▸ DATA LINES
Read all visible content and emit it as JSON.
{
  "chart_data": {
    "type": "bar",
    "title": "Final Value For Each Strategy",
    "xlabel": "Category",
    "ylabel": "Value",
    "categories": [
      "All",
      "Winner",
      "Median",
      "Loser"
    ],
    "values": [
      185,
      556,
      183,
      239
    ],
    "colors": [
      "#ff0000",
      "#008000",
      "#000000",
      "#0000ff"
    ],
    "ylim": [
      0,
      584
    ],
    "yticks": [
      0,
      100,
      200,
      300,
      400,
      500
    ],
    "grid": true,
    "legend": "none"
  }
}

▸ EXERCISE DETAILS
Extract every record. Keep wording exact.

▸ COMPLETE RESPONSE
Read all visible content and emit it as JSON.
{
  "chart_data": {
    "type": "bar",
    "title": "Final Value For Each Strategy",
    "xlabel": "Category",
    "ylabel": "Value",
    "categories": [
      "All",
      "Winner",
      "Median",
      "Loser"
    ],
    "values": [
      185,
      556,
      183,
      239
    ],
    "colors": [
      "#ff0000",
      "#008000",
      "#000000",
      "#0000ff"
    ],
    "ylim": [
      0,
      584
    ],
    "yticks": [
      0,
      100,
      200,
      300,
      400,
      500
    ],
    "grid": true,
    "legend": "none"
  }
}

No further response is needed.